* [Challenge]
Write out each record again exactly as it stands.

>> start Information provided

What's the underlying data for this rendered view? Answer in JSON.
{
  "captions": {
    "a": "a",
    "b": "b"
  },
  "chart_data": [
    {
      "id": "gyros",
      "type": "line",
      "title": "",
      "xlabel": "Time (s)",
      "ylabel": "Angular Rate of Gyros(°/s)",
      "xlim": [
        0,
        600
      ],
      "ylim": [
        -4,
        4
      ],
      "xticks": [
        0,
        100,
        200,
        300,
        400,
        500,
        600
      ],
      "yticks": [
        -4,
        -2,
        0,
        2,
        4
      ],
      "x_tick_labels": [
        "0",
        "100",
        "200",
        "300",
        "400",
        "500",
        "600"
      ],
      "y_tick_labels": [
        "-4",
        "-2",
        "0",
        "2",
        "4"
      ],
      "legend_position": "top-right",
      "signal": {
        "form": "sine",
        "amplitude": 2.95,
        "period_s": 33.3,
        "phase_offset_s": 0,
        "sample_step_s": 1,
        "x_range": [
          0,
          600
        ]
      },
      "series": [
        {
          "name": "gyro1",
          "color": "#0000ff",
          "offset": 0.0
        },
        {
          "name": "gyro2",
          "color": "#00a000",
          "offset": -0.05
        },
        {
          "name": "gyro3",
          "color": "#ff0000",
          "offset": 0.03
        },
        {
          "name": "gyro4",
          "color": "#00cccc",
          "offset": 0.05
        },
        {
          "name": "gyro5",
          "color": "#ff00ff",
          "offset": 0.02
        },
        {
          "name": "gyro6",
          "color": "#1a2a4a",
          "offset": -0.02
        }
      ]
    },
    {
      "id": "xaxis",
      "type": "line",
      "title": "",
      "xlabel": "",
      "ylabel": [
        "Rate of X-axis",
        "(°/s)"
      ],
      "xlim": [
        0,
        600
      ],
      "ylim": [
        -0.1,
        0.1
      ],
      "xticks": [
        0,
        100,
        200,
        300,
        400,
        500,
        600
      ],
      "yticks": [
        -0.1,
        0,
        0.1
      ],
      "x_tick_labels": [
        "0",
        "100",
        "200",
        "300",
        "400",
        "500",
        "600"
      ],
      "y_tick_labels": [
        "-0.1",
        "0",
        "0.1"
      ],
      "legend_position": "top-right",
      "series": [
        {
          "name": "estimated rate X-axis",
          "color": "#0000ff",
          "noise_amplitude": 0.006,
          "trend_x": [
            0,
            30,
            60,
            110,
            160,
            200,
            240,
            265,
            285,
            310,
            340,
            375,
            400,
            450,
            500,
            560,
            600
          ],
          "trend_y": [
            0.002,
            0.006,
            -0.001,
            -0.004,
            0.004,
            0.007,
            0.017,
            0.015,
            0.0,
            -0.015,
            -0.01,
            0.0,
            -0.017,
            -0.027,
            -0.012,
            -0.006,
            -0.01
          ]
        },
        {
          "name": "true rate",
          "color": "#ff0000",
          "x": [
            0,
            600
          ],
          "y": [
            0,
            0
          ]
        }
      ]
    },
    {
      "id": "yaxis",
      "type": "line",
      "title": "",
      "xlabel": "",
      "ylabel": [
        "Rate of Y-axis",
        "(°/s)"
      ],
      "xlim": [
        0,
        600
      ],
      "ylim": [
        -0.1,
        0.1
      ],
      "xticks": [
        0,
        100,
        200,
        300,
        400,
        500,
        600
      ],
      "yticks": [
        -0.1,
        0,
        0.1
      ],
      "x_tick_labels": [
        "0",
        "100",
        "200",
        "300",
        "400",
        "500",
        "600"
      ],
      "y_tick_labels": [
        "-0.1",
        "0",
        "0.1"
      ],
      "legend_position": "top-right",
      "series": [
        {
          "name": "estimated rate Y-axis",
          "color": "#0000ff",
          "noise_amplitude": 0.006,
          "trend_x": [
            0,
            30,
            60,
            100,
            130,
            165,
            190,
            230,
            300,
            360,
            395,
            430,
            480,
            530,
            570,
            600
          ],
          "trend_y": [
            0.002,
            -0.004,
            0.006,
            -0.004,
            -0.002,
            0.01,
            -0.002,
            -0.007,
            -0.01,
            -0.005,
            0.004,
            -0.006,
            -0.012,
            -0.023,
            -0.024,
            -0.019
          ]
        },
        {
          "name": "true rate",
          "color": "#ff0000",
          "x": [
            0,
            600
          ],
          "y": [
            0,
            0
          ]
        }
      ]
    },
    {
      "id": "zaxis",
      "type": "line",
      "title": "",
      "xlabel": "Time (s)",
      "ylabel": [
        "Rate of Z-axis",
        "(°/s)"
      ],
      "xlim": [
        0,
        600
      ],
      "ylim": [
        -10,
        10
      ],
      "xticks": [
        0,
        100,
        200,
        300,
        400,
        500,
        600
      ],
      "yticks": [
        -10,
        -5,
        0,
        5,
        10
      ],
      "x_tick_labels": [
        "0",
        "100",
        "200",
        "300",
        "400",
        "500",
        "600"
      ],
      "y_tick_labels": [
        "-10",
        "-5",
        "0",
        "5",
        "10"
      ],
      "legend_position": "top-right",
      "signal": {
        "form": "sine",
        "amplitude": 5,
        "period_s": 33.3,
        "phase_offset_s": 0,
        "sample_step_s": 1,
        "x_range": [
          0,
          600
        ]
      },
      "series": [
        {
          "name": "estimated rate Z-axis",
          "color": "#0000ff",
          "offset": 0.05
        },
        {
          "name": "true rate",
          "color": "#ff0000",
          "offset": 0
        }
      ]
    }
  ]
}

>> end Information provided

* [Solution to this task]
What's the underlying data for this rendered view? Answer in JSON.
{
  "captions": {
    "a": "a",
    "b": "b"
  },
  "chart_data": [
    {
      "id": "gyros",
      "type": "line",
      "title": "",
      "xlabel": "Time (s)",
      "ylabel": "Angular Rate of Gyros(°/s)",
      "xlim": [
        0,
        600
      ],
      "ylim": [
        -4,
        4
      ],
      "xticks": [
        0,
        100,
        200,
        300,
        400,
        500,
        600
      ],
      "yticks": [
        -4,
        -2,
        0,
        2,
        4
      ],
      "x_tick_labels": [
        "0",
        "100",
        "200",
        "300",
        "400",
        "500",
        "600"
      ],
      "y_tick_labels": [
        "-4",
        "-2",
        "0",
        "2",
        "4"
      ],
      "legend_position": "top-right",
      "signal": {
        "form": "sine",
        "amplitude": 2.95,
        "period_s": 33.3,
        "phase_offset_s": 0,
        "sample_step_s": 1,
        "x_range": [
          0,
          600
        ]
      },
      "series": [
        {
          "name": "gyro1",
          "color": "#0000ff",
          "offset": 0.0
        },
        {
          "name": "gyro2",
          "color": "#00a000",
          "offset": -0.05
        },
        {
          "name": "gyro3",
          "color": "#ff0000",
          "offset": 0.03
        },
        {
          "name": "gyro4",
          "color": "#00cccc",
          "offset": 0.05
        },
        {
          "name": "gyro5",
          "color": "#ff00ff",
          "offset": 0.02
        },
        {
          "name": "gyro6",
          "color": "#1a2a4a",
          "offset": -0.02
        }
      ]
    },
    {
      "id": "xaxis",
      "type": "line",
      "title": "",
      "xlabel": "",
      "ylabel": [
        "Rate of X-axis",
        "(°/s)"
      ],
      "xlim": [
        0,
        600
      ],
      "ylim": [
        -0.1,
        0.1
      ],
      "xticks": [
        0,
        100,
        200,
        300,
        400,
        500,
        600
      ],
      "yticks": [
        -0.1,
        0,
        0.1
      ],
      "x_tick_labels": [
        "0",
        "100",
        "200",
        "300",
        "400",
        "500",
        "600"
      ],
      "y_tick_labels": [
        "-0.1",
        "0",
        "0.1"
      ],
      "legend_position": "top-right",
      "series": [
        {
          "name": "estimated rate X-axis",
          "color": "#0000ff",
          "noise_amplitude": 0.006,
          "trend_x": [
            0,
            30,
            60,
            110,
            160,
            200,
            240,
            265,
            285,
            310,
            340,
            375,
            400,
            450,
            500,
            560,
            600
          ],
          "trend_y": [
            0.002,
            0.006,
            -0.001,
            -0.004,
            0.004,
            0.007,
            0.017,
            0.015,
            0.0,
            -0.015,
            -0.01,
            0.0,
            -0.017,
            -0.027,
            -0.012,
            -0.006,
            -0.01
          ]
        },
        {
          "name": "true rate",
          "color": "#ff0000",
          "x": [
            0,
            600
          ],
          "y": [
            0,
            0
          ]
        }
      ]
    },
    {
      "id": "yaxis",
      "type": "line",
      "title": "",
      "xlabel": "",
      "ylabel": [
        "Rate of Y-axis",
        "(°/s)"
      ],
      "xlim": [
        0,
        600
      ],
      "ylim": [
        -0.1,
        0.1
      ],
      "xticks": [
        0,
        100,
        200,
        300,
        400,
        500,
        600
      ],
      "yticks": [
        -0.1,
        0,
        0.1
      ],
      "x_tick_labels": [
        "0",
        "100",
        "200",
        "300",
        "400",
        "500",
        "600"
      ],
      "y_tick_labels": [
        "-0.1",
        "0",
        "0.1"
      ],
      "legend_position": "top-right",
      "series": [
        {
          "name": "estimated rate Y-axis",
          "color": "#0000ff",
          "noise_amplitude": 0.006,
          "trend_x": [
            0,
            30,
            60,
            100,
            130,
            165,
            190,
            230,
            300,
            360,
            395,
            430,
            480,
            530,
            570,
            600
          ],
          "trend_y": [
            0.002,
            -0.004,
            0.006,
            -0.004,
            -0.002,
            0.01,
            -0.002,
            -0.007,
            -0.01,
            -0.005,
            0.004,
            -0.006,
            -0.012,
            -0.023,
            -0.024,
            -0.019
          ]
        },
        {
          "name": "true rate",
          "color": "#ff0000",
          "x": [
            0,
            600
          ],
          "y": [
            0,
            0
          ]
        }
      ]
    },
    {
      "id": "zaxis",
      "type": "line",
      "title": "",
      "xlabel": "Time (s)",
      "ylabel": [
        "Rate of Z-axis",
        "(°/s)"
      ],
      "xlim": [
        0,
        600
      ],
      "ylim": [
        -10,
        10
      ],
      "xticks": [
        0,
        100,
        200,
        300,
        400,
        500,
        600
      ],
      "yticks": [
        -10,
        -5,
        0,
        5,
        10
      ],
      "x_tick_labels": [
        "0",
        "100",
        "200",
        "300",
        "400",
        "500",
        "600"
      ],
      "y_tick_labels": [
        "-10",
        "-5",
        "0",
        "5",
        "10"
      ],
      "legend_position": "top-right",
      "signal": {
        "form": "sine",
        "amplitude": 5,
        "period_s": 33.3,
        "phase_offset_s": 0,
        "sample_step_s": 1,
        "x_range": [
          0,
          600
        ]
      },
      "series": [
        {
          "name": "estimated rate Z-axis",
          "color": "#0000ff",
          "offset": 0.05
        },
        {
          "name": "true rate",
          "color": "#ff0000",
          "offset": 0
        }
      ]
    }
  ]
}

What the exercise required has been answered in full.